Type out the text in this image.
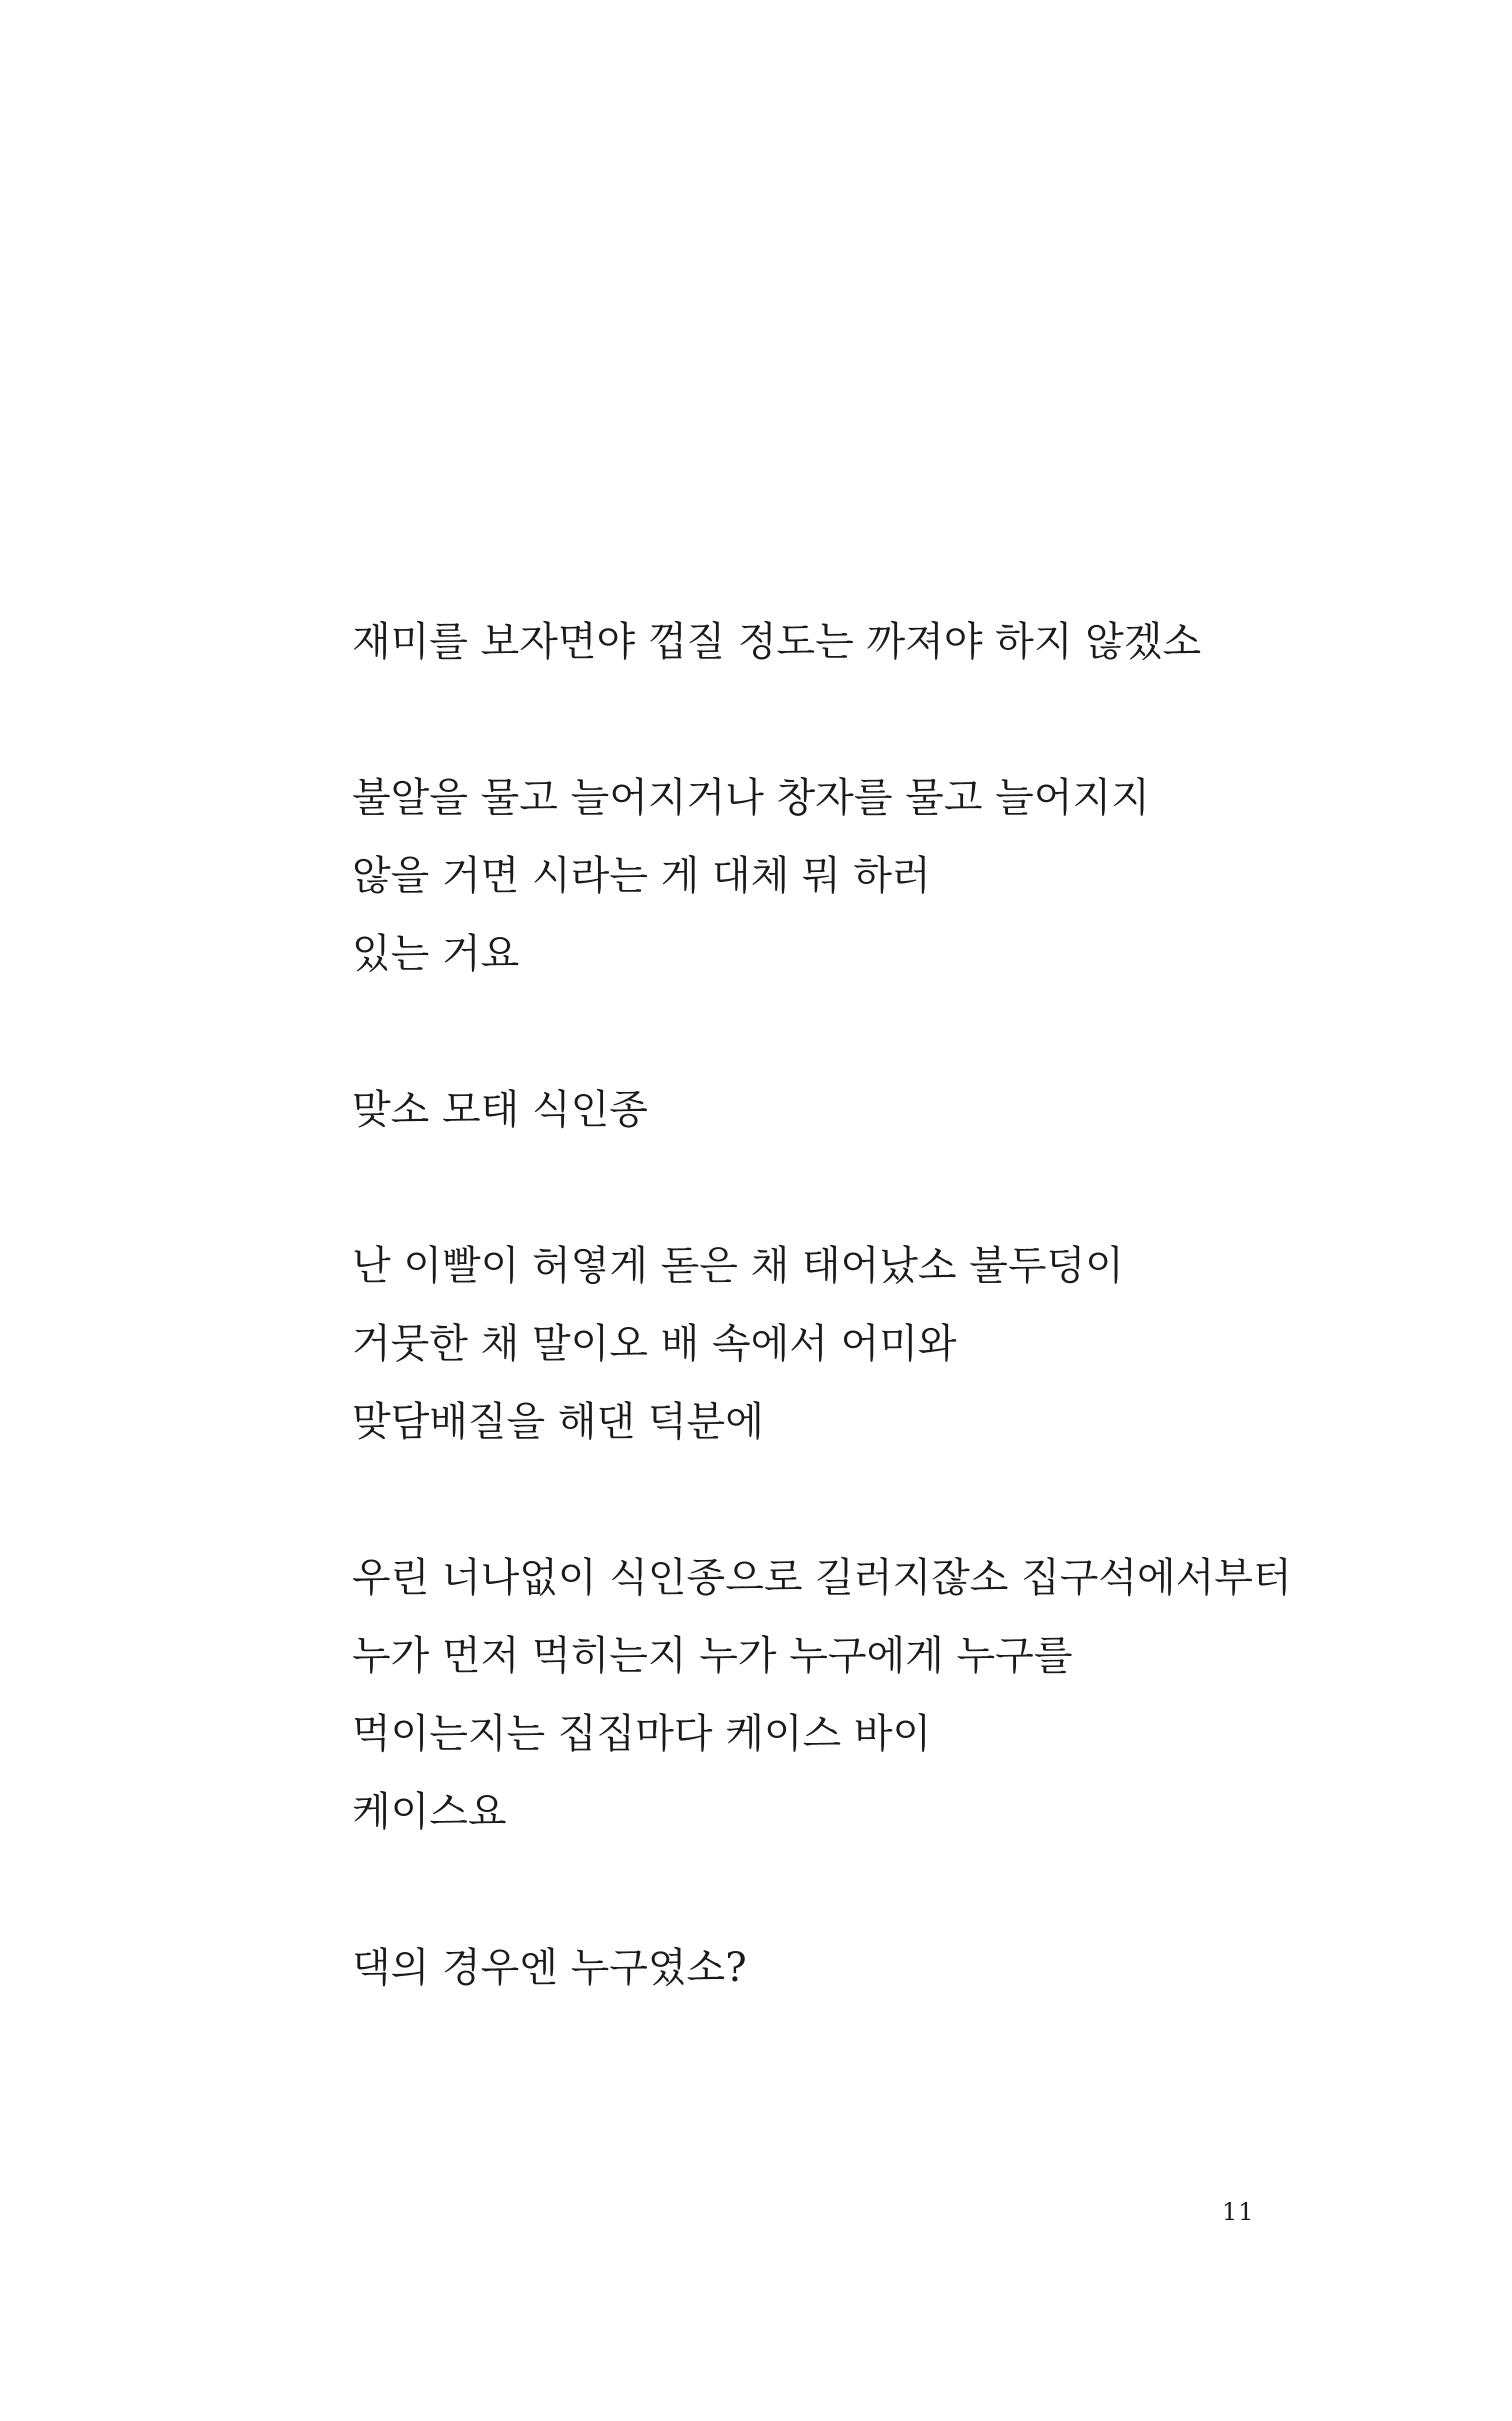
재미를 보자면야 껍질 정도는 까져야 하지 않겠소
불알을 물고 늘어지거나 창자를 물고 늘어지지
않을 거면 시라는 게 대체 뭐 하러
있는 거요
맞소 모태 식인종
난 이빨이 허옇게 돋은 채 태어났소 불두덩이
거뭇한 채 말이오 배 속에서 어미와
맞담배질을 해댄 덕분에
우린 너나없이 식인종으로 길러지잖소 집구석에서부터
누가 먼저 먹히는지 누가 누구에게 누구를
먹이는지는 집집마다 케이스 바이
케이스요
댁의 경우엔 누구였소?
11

──────────────────────────────

▸ What you should do: Set the listing down in full and exactly. Pictures within it should not appear in the copy.

▸ The solution:
Type out the text in this image.
재미를 보자면야 껍질 정도는 까져야 하지 않겠소
불알을 물고 늘어지거나 창자를 물고 늘어지지
않을 거면 시라는 게 대체 뭐 하러
있는 거요
맞소 모태 식인종
난 이빨이 허옇게 돋은 채 태어났소 불두덩이
거뭇한 채 말이오 배 속에서 어미와
맞담배질을 해댄 덕분에
우린 너나없이 식인종으로 길러지잖소 집구석에서부터
누가 먼저 먹히는지 누가 누구에게 누구를
먹이는지는 집집마다 케이스 바이
케이스요
댁의 경우엔 누구였소?
11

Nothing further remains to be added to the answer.